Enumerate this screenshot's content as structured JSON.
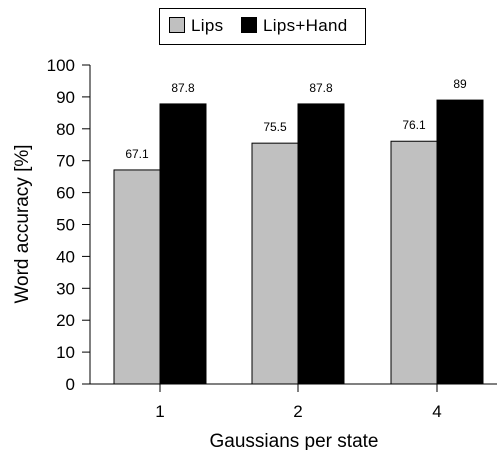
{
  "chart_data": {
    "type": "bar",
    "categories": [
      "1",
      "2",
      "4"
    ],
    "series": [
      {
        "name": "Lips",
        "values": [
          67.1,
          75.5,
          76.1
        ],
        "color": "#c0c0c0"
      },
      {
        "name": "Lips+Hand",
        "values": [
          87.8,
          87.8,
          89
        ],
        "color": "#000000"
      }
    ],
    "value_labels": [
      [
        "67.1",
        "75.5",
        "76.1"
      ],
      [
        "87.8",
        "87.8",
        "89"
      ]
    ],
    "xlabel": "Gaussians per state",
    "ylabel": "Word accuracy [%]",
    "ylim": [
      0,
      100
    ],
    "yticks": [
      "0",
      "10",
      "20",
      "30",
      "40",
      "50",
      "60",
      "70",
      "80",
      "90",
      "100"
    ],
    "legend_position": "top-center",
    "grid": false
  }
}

# # #

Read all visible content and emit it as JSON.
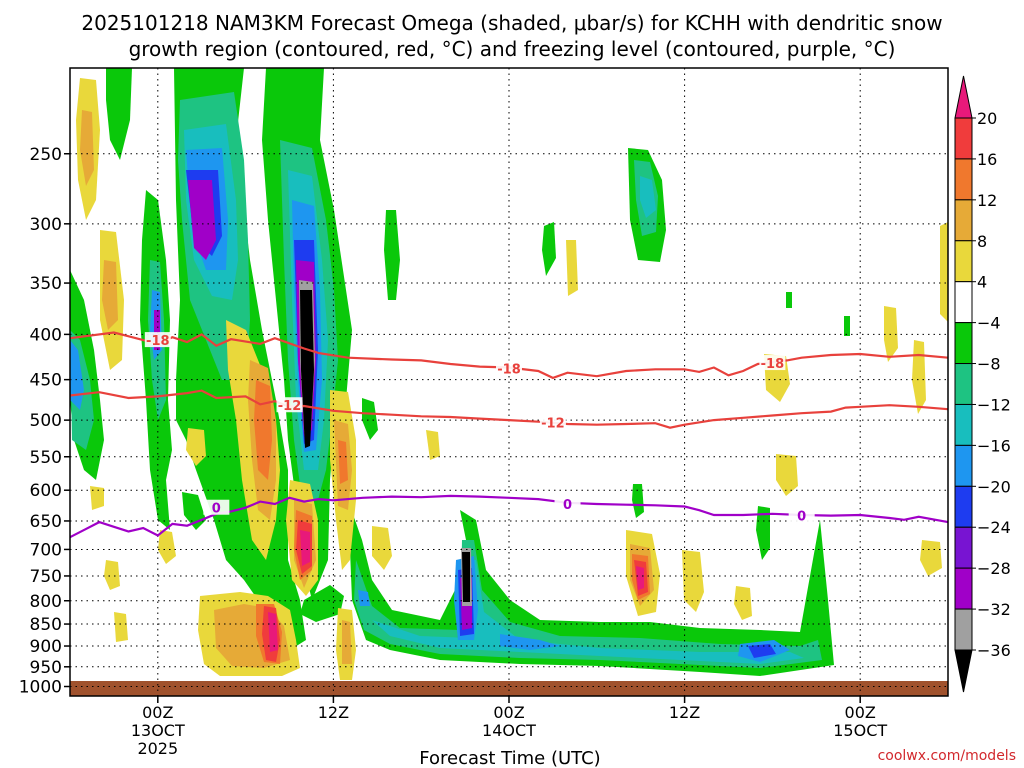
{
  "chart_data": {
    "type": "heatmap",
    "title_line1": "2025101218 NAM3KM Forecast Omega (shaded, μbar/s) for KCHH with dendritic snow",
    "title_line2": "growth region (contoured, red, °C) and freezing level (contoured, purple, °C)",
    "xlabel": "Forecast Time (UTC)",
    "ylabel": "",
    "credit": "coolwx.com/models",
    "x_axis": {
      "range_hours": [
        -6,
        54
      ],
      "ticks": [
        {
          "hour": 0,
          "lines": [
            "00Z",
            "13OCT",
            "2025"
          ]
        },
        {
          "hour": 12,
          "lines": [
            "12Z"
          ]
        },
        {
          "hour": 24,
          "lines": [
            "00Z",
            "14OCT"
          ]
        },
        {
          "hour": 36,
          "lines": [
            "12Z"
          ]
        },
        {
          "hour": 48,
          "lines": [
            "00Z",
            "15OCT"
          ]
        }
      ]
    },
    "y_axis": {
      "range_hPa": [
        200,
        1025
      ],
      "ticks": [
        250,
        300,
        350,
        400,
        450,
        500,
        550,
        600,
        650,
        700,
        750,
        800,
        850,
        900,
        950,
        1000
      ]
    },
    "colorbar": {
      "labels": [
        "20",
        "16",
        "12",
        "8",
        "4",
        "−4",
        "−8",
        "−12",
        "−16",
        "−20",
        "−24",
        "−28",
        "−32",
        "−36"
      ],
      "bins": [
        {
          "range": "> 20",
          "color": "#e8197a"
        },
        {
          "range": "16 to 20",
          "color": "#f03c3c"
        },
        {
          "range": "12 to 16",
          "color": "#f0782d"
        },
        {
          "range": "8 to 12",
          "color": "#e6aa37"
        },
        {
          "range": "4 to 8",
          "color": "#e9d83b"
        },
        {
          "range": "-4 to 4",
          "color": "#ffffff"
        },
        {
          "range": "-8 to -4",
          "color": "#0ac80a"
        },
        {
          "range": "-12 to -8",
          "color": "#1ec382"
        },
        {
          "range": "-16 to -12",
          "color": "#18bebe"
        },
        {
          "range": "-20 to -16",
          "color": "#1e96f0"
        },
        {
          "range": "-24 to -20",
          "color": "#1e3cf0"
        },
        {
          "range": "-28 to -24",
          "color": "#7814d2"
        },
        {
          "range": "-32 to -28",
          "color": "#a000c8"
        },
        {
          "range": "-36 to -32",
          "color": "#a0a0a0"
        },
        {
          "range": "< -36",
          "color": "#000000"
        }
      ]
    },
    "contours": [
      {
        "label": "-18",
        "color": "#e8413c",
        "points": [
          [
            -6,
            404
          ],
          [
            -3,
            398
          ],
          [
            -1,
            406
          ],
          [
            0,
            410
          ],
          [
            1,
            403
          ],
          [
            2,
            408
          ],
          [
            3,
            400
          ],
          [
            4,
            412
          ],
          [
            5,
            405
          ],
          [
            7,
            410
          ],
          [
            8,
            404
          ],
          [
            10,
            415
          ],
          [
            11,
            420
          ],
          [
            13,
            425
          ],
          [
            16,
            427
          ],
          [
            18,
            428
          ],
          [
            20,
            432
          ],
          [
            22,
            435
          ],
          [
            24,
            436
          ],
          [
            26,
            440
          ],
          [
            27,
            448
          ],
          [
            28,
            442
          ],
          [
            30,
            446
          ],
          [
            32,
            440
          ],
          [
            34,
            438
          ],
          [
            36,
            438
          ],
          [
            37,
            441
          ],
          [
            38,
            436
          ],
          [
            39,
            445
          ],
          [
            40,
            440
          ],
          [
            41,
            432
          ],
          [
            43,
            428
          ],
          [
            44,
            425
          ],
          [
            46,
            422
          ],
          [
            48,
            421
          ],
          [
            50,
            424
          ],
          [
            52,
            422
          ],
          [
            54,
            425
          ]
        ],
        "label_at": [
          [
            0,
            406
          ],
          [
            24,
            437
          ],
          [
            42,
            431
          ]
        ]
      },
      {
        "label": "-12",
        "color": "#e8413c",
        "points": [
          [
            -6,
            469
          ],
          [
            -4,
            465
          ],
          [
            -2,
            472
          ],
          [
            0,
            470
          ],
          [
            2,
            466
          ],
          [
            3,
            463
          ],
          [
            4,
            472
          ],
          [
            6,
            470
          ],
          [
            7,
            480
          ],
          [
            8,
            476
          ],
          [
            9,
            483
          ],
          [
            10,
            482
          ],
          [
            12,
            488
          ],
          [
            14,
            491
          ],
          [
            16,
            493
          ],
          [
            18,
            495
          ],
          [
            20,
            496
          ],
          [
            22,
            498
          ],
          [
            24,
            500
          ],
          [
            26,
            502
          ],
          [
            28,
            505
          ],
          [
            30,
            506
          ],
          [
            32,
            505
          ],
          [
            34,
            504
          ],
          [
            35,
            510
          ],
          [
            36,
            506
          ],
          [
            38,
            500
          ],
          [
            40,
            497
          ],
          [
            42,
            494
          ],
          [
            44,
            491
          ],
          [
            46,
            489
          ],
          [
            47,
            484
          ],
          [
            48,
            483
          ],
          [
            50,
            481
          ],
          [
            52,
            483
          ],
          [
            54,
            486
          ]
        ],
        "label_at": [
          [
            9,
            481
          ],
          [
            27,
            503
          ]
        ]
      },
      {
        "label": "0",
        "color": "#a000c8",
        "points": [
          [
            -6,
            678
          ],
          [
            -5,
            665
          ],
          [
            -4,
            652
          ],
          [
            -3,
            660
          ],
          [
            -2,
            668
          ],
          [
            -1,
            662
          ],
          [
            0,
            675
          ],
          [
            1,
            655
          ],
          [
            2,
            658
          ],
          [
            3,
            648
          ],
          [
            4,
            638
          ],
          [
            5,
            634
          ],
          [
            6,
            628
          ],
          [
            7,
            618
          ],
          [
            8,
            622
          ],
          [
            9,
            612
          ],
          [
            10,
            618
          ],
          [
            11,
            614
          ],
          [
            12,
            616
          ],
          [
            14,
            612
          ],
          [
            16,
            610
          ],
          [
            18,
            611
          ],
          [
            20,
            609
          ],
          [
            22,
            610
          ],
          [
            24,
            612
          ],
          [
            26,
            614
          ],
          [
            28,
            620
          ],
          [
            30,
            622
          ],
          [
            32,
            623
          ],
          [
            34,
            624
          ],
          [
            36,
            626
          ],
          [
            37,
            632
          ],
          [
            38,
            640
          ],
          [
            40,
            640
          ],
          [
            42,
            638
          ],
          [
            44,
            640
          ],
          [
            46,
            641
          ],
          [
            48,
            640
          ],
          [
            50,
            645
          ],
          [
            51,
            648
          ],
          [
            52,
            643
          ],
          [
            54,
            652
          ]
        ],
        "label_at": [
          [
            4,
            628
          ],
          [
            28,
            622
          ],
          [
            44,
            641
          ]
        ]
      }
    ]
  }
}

# # #

Look above for lines with the word "xlabel" and copy them all.

    "xlabel": "Gaussians per state",
    "xlabel": "Forecast Time (UTC)",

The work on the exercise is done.